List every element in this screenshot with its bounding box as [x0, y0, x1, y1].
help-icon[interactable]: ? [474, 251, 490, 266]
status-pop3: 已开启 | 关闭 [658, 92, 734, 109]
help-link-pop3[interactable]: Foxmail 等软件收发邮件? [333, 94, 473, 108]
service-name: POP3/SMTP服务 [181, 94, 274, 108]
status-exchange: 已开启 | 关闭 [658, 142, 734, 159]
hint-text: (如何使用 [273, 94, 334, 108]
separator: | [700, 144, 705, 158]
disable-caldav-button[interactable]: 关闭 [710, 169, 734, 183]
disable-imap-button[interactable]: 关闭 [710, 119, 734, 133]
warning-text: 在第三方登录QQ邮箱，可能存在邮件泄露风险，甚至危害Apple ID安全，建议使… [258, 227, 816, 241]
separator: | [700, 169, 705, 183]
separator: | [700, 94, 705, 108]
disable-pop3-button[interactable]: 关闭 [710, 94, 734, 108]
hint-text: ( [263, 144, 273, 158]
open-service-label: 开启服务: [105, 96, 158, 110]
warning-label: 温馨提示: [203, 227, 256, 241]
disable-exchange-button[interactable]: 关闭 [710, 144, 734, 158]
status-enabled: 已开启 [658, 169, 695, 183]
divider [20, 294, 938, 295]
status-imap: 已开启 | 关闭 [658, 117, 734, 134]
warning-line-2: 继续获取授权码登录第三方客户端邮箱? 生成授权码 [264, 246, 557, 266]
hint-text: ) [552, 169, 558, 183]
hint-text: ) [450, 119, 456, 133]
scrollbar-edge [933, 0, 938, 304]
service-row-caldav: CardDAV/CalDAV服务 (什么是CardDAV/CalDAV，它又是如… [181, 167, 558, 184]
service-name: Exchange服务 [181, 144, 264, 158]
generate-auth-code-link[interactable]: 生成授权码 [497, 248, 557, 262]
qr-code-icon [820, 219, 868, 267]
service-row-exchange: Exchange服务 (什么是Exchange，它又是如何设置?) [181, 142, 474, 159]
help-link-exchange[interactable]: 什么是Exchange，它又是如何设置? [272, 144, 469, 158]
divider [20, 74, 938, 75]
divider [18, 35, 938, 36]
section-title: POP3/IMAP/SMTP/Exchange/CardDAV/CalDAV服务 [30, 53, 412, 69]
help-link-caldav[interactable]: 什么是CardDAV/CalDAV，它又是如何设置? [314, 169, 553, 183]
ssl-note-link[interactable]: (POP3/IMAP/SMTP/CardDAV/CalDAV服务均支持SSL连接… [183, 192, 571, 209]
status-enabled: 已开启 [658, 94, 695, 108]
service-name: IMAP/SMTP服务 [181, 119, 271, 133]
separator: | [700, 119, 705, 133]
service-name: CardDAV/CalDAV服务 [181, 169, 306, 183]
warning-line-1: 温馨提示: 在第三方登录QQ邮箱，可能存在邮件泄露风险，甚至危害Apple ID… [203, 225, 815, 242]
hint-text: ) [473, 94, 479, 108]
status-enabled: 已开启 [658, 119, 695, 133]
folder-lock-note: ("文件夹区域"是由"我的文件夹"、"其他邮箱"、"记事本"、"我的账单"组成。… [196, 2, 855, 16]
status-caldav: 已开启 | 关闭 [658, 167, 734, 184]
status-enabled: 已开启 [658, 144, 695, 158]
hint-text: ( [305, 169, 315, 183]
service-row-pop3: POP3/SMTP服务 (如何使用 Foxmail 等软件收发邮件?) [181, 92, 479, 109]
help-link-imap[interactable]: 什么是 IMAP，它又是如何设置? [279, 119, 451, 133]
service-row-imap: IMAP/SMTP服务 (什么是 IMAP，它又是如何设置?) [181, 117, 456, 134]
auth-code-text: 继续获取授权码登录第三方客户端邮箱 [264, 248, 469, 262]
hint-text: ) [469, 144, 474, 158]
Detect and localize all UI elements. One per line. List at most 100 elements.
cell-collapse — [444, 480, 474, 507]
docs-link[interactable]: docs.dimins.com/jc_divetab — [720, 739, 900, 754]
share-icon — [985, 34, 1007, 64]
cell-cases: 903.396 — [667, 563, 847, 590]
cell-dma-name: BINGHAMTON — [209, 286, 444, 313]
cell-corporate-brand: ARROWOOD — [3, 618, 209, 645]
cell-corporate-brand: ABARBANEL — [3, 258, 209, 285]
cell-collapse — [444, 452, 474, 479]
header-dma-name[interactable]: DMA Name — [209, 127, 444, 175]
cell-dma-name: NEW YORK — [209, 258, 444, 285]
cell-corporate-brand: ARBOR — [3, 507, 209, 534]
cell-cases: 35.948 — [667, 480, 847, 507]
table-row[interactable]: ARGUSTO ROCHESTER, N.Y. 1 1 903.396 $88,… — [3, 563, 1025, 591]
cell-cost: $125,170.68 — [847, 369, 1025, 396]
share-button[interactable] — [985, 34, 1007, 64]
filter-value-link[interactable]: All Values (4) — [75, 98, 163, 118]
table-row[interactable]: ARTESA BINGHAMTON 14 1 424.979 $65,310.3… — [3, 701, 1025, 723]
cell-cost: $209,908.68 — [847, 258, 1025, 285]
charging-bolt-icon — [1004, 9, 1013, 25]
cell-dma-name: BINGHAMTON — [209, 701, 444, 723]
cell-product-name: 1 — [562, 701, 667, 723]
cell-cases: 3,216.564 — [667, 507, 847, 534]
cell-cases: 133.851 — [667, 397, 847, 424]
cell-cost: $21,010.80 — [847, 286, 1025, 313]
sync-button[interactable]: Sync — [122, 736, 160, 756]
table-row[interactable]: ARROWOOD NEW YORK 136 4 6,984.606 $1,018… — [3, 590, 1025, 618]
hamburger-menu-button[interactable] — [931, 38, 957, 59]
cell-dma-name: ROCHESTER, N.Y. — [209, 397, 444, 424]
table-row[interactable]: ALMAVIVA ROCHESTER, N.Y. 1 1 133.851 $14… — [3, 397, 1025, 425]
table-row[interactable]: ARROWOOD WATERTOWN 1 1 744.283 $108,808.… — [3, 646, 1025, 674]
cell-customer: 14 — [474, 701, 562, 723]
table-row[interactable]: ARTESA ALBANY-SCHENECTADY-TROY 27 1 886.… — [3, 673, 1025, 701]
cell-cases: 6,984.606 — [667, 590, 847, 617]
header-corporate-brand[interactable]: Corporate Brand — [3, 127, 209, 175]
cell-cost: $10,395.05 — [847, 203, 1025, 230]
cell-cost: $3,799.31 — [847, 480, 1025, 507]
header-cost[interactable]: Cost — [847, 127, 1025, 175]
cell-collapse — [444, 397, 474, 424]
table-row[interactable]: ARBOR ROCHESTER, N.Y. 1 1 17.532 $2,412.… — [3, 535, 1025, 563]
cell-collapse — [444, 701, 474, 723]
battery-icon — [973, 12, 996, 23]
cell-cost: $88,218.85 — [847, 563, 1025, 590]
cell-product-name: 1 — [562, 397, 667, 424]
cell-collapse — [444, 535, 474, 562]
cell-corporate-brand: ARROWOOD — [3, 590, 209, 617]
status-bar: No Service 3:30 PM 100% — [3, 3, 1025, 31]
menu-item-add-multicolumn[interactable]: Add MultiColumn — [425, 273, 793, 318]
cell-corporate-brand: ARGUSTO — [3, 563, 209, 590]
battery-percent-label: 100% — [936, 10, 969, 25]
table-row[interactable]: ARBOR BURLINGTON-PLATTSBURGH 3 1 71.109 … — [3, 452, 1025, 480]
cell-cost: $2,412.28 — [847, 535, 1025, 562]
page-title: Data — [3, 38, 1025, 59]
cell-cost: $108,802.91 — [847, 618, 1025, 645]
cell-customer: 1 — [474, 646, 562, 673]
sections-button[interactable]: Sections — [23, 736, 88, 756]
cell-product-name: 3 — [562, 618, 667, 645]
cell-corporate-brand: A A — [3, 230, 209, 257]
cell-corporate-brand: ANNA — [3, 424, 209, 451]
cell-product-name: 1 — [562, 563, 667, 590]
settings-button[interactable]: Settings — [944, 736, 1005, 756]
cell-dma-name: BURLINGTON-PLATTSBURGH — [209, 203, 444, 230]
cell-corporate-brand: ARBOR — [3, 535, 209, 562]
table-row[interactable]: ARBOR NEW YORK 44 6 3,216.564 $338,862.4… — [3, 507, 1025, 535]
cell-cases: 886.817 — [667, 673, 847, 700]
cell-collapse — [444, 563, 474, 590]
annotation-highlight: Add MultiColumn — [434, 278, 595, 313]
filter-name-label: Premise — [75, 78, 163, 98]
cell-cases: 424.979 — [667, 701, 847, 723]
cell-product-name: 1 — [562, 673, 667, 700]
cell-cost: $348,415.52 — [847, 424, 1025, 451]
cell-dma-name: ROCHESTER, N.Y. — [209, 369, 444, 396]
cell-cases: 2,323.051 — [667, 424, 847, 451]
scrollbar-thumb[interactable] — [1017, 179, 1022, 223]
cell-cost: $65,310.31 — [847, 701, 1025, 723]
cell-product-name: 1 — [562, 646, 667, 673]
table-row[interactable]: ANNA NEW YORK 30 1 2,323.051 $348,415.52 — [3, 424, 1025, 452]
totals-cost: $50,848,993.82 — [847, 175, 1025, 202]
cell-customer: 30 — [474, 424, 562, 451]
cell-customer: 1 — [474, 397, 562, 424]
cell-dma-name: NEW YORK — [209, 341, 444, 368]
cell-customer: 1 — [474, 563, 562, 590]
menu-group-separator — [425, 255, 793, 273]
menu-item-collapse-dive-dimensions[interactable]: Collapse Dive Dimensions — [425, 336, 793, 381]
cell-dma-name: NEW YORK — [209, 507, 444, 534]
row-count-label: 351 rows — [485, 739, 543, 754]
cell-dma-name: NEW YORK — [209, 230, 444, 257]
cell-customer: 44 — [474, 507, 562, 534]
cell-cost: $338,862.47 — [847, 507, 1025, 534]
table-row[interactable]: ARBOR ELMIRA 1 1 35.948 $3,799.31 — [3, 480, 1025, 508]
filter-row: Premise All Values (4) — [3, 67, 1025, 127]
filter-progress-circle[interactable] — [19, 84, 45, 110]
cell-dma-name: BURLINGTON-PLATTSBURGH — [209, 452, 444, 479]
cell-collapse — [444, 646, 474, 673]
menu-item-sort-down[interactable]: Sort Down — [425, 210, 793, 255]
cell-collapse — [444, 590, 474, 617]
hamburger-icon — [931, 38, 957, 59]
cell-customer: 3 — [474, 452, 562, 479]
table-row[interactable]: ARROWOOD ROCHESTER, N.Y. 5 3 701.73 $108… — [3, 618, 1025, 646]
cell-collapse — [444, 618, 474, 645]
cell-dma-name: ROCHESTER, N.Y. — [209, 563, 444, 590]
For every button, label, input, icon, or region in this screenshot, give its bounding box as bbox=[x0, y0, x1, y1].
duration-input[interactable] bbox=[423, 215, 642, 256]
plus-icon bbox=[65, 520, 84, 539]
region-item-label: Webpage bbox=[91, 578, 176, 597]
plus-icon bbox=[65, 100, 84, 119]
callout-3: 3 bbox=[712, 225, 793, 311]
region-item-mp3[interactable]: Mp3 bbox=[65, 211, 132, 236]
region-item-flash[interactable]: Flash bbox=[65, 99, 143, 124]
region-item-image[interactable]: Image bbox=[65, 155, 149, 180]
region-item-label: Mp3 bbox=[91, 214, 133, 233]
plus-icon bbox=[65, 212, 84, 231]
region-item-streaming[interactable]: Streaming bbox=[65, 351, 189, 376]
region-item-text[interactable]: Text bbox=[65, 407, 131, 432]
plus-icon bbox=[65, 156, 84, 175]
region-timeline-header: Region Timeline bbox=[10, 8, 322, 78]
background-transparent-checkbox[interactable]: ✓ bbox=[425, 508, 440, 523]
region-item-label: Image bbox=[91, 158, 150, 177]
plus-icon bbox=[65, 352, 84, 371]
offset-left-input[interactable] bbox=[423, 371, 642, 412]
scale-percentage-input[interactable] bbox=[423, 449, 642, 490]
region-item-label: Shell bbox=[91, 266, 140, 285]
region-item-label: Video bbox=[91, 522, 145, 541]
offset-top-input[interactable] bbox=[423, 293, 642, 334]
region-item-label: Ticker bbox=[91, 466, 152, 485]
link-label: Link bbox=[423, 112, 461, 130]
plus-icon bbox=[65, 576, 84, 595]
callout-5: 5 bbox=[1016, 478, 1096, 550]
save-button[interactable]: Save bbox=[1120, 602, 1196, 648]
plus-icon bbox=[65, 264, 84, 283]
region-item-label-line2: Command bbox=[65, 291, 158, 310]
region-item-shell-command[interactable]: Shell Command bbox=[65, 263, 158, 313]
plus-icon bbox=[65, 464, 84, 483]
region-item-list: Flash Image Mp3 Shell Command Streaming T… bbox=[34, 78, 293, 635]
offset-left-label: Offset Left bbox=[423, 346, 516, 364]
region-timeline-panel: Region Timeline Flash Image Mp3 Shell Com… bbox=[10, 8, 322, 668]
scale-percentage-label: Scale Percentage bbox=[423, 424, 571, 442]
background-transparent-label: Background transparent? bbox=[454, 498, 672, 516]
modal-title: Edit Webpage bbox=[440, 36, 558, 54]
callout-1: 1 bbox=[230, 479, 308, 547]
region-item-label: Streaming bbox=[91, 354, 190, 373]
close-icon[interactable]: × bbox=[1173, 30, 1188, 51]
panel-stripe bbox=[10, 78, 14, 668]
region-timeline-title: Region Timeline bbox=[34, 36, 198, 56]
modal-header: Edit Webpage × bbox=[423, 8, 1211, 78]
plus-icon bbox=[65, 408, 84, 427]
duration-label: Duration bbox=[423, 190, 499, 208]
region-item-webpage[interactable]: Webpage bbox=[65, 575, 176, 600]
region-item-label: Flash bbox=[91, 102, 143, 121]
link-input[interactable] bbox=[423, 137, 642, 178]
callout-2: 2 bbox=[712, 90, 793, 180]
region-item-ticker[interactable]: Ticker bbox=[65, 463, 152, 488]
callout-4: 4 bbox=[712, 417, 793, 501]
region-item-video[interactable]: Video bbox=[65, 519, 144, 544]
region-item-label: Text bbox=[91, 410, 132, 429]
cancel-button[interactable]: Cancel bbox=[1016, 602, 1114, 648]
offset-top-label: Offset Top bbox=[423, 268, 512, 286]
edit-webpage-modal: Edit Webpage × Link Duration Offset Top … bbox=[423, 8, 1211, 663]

◇ ◇ ◇

Exercise task:
Please take the items from their start through the line containing "service-name: POP3/SMTP服务 [181, 94, 274, 108]", change "bounding box" to "enclosing rectangle", and write out only those lines with everything else unchanged.

Reply:
List every element in this screenshot with its enclosing rectangle as [x0, y0, x1, y1].
help-icon[interactable]: ? [474, 251, 490, 266]
status-pop3: 已开启 | 关闭 [658, 92, 734, 109]
help-link-pop3[interactable]: Foxmail 等软件收发邮件? [333, 94, 473, 108]
service-name: POP3/SMTP服务 [181, 94, 274, 108]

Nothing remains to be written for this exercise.